* Instruction: Transcribe the records below in full; pictures stay out of the copy.

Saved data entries

▽

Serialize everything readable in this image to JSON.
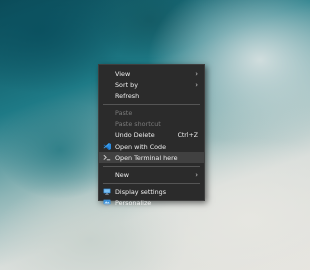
{
  "context_menu": {
    "items": [
      {
        "label": "View",
        "submenu": true
      },
      {
        "label": "Sort by",
        "submenu": true
      },
      {
        "label": "Refresh"
      },
      {
        "label": "Paste",
        "disabled": true
      },
      {
        "label": "Paste shortcut",
        "disabled": true
      },
      {
        "label": "Undo Delete",
        "shortcut": "Ctrl+Z"
      },
      {
        "label": "Open with Code",
        "icon": "vscode-icon"
      },
      {
        "label": "Open Terminal here",
        "icon": "terminal-icon",
        "highlighted": true
      },
      {
        "label": "New",
        "submenu": true
      },
      {
        "label": "Display settings",
        "icon": "display-settings-icon"
      },
      {
        "label": "Personalize",
        "icon": "personalize-icon"
      }
    ],
    "submenu_glyph": "›"
  },
  "colors": {
    "menu_bg": "#2b2b2b",
    "hover_bg": "#414141",
    "vscode_blue": "#2a8be0"
  }
}
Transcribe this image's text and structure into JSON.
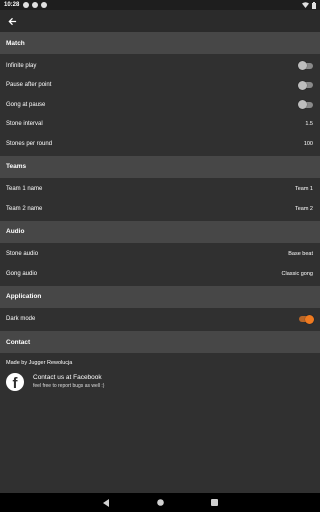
{
  "status_bar": {
    "time": "10:28"
  },
  "sections": {
    "match": {
      "title": "Match",
      "infinite_play": {
        "label": "Infinite play",
        "on": false
      },
      "pause_after_point": {
        "label": "Pause after point",
        "on": false
      },
      "gong_at_pause": {
        "label": "Gong at pause",
        "on": false
      },
      "stone_interval": {
        "label": "Stone interval",
        "value": "1.5"
      },
      "stones_per_round": {
        "label": "Stones per round",
        "value": "100"
      }
    },
    "teams": {
      "title": "Teams",
      "team1": {
        "label": "Team 1 name",
        "value": "Team 1"
      },
      "team2": {
        "label": "Team 2 name",
        "value": "Team 2"
      }
    },
    "audio": {
      "title": "Audio",
      "stone_audio": {
        "label": "Stone audio",
        "value": "Base beat"
      },
      "gong_audio": {
        "label": "Gong audio",
        "value": "Classic gong"
      }
    },
    "application": {
      "title": "Application",
      "dark_mode": {
        "label": "Dark mode",
        "on": true
      }
    },
    "contact": {
      "title": "Contact",
      "made_by": "Made by Jugger Rewolucja",
      "facebook_title": "Contact us at Facebook",
      "facebook_sub": "feel free to report bugs as well :)"
    }
  },
  "colors": {
    "background": "#303030",
    "section_header": "#474747",
    "accent": "#ef7a20"
  }
}
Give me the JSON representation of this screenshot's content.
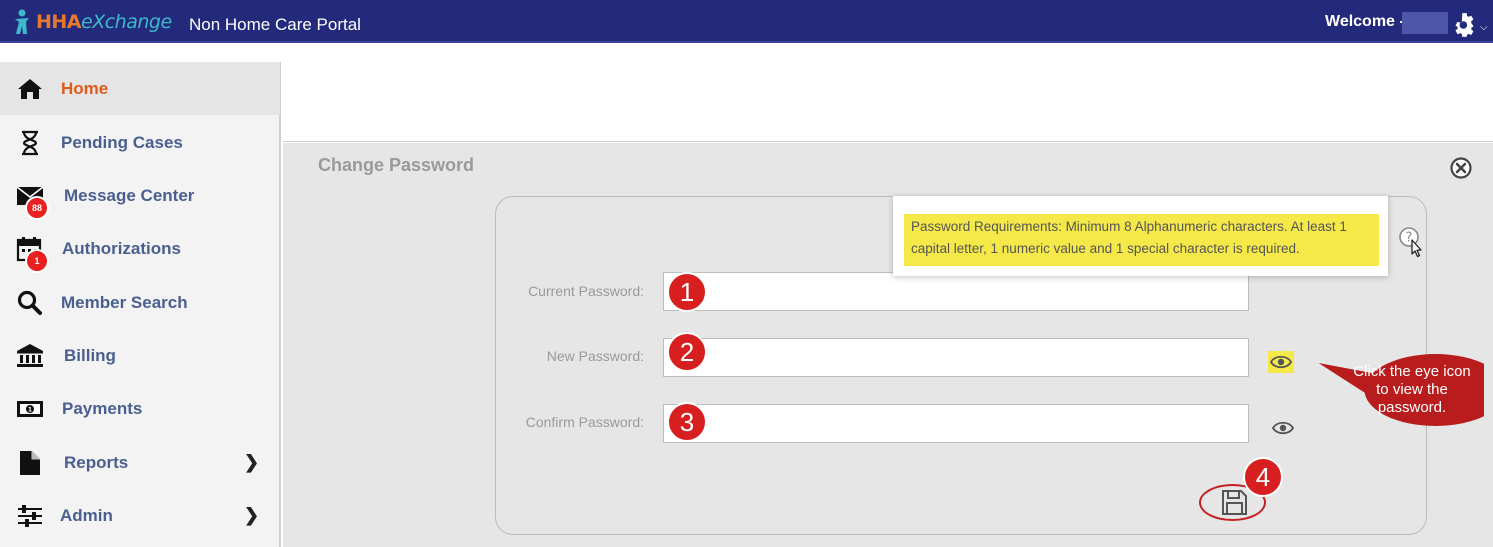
{
  "header": {
    "logo_hha": "HHA",
    "logo_exchange": "eXchange",
    "portal_title": "Non Home Care Portal",
    "welcome": "Welcome -",
    "gear_icon": "gear-icon",
    "colors": {
      "bar": "#232a7c",
      "logo_orange": "#e8782a",
      "logo_teal": "#3fb8c9"
    }
  },
  "sidebar": {
    "items": [
      {
        "label": "Home",
        "icon": "home-icon",
        "active": true
      },
      {
        "label": "Pending Cases",
        "icon": "hourglass-icon"
      },
      {
        "label": "Message Center",
        "icon": "envelope-icon",
        "badge": "88"
      },
      {
        "label": "Authorizations",
        "icon": "calendar-icon",
        "badge": "1"
      },
      {
        "label": "Member Search",
        "icon": "search-icon"
      },
      {
        "label": "Billing",
        "icon": "bank-icon"
      },
      {
        "label": "Payments",
        "icon": "money-icon"
      },
      {
        "label": "Reports",
        "icon": "document-icon",
        "has_submenu": true
      },
      {
        "label": "Admin",
        "icon": "sliders-icon",
        "has_submenu": true
      }
    ],
    "colors": {
      "label": "#4a5f8f",
      "active_label": "#e05a18"
    }
  },
  "panel": {
    "title": "Change Password",
    "close_icon": "close-circle-icon",
    "tooltip": "Password Requirements: Minimum 8 Alphanumeric characters. At least 1 capital letter, 1 numeric value and 1 special character is required.",
    "fields": [
      {
        "label": "Current Password:",
        "value": "",
        "step": "1"
      },
      {
        "label": "New Password:",
        "value": "",
        "step": "2"
      },
      {
        "label": "Confirm Password:",
        "value": "",
        "step": "3"
      }
    ],
    "save_step": "4",
    "callout": "Click the eye icon to view the password.",
    "colors": {
      "highlight": "#f5e94a",
      "annotation_red": "#d81f1f",
      "callout_red": "#b81c1c"
    }
  }
}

△

* Expected output:
Serialize everything readable in this image to JSON.
{
  "context_menu": {
    "items": [
      {
        "label": "View",
        "submenu": true
      },
      {
        "label": "Sort by",
        "submenu": true
      },
      {
        "label": "Refresh"
      },
      {
        "label": "Paste",
        "disabled": true
      },
      {
        "label": "Paste shortcut",
        "disabled": true
      },
      {
        "label": "Undo Delete",
        "shortcut": "Ctrl+Z"
      },
      {
        "label": "Open with Code",
        "icon": "vscode-icon"
      },
      {
        "label": "Open Terminal here",
        "icon": "terminal-icon",
        "highlighted": true
      },
      {
        "label": "New",
        "submenu": true
      },
      {
        "label": "Display settings",
        "icon": "display-settings-icon"
      },
      {
        "label": "Personalize",
        "icon": "personalize-icon"
      }
    ],
    "submenu_glyph": "›"
  },
  "colors": {
    "menu_bg": "#2b2b2b",
    "hover_bg": "#414141",
    "vscode_blue": "#2a8be0"
  }
}
Transcribe this image's text and structure into JSON.
{
  "status_bar": {
    "time": "10:28"
  },
  "sections": {
    "match": {
      "title": "Match",
      "infinite_play": {
        "label": "Infinite play",
        "on": false
      },
      "pause_after_point": {
        "label": "Pause after point",
        "on": false
      },
      "gong_at_pause": {
        "label": "Gong at pause",
        "on": false
      },
      "stone_interval": {
        "label": "Stone interval",
        "value": "1.5"
      },
      "stones_per_round": {
        "label": "Stones per round",
        "value": "100"
      }
    },
    "teams": {
      "title": "Teams",
      "team1": {
        "label": "Team 1 name",
        "value": "Team 1"
      },
      "team2": {
        "label": "Team 2 name",
        "value": "Team 2"
      }
    },
    "audio": {
      "title": "Audio",
      "stone_audio": {
        "label": "Stone audio",
        "value": "Base beat"
      },
      "gong_audio": {
        "label": "Gong audio",
        "value": "Classic gong"
      }
    },
    "application": {
      "title": "Application",
      "dark_mode": {
        "label": "Dark mode",
        "on": true
      }
    },
    "contact": {
      "title": "Contact",
      "made_by": "Made by Jugger Rewolucja",
      "facebook_title": "Contact us at Facebook",
      "facebook_sub": "feel free to report bugs as well :)"
    }
  },
  "colors": {
    "background": "#303030",
    "section_header": "#474747",
    "accent": "#ef7a20"
  }
}
Give me the JSON representation of this screenshot's content.
{
  "header": {
    "logo_hha": "HHA",
    "logo_exchange": "eXchange",
    "portal_title": "Non Home Care Portal",
    "welcome": "Welcome -",
    "gear_icon": "gear-icon",
    "colors": {
      "bar": "#232a7c",
      "logo_orange": "#e8782a",
      "logo_teal": "#3fb8c9"
    }
  },
  "sidebar": {
    "items": [
      {
        "label": "Home",
        "icon": "home-icon",
        "active": true
      },
      {
        "label": "Pending Cases",
        "icon": "hourglass-icon"
      },
      {
        "label": "Message Center",
        "icon": "envelope-icon",
        "badge": "88"
      },
      {
        "label": "Authorizations",
        "icon": "calendar-icon",
        "badge": "1"
      },
      {
        "label": "Member Search",
        "icon": "search-icon"
      },
      {
        "label": "Billing",
        "icon": "bank-icon"
      },
      {
        "label": "Payments",
        "icon": "money-icon"
      },
      {
        "label": "Reports",
        "icon": "document-icon",
        "has_submenu": true
      },
      {
        "label": "Admin",
        "icon": "sliders-icon",
        "has_submenu": true
      }
    ],
    "colors": {
      "label": "#4a5f8f",
      "active_label": "#e05a18"
    }
  },
  "panel": {
    "title": "Change Password",
    "close_icon": "close-circle-icon",
    "tooltip": "Password Requirements: Minimum 8 Alphanumeric characters. At least 1 capital letter, 1 numeric value and 1 special character is required.",
    "fields": [
      {
        "label": "Current Password:",
        "value": "",
        "step": "1"
      },
      {
        "label": "New Password:",
        "value": "",
        "step": "2"
      },
      {
        "label": "Confirm Password:",
        "value": "",
        "step": "3"
      }
    ],
    "save_step": "4",
    "callout": "Click the eye icon to view the password.",
    "colors": {
      "highlight": "#f5e94a",
      "annotation_red": "#d81f1f",
      "callout_red": "#b81c1c"
    }
  }
}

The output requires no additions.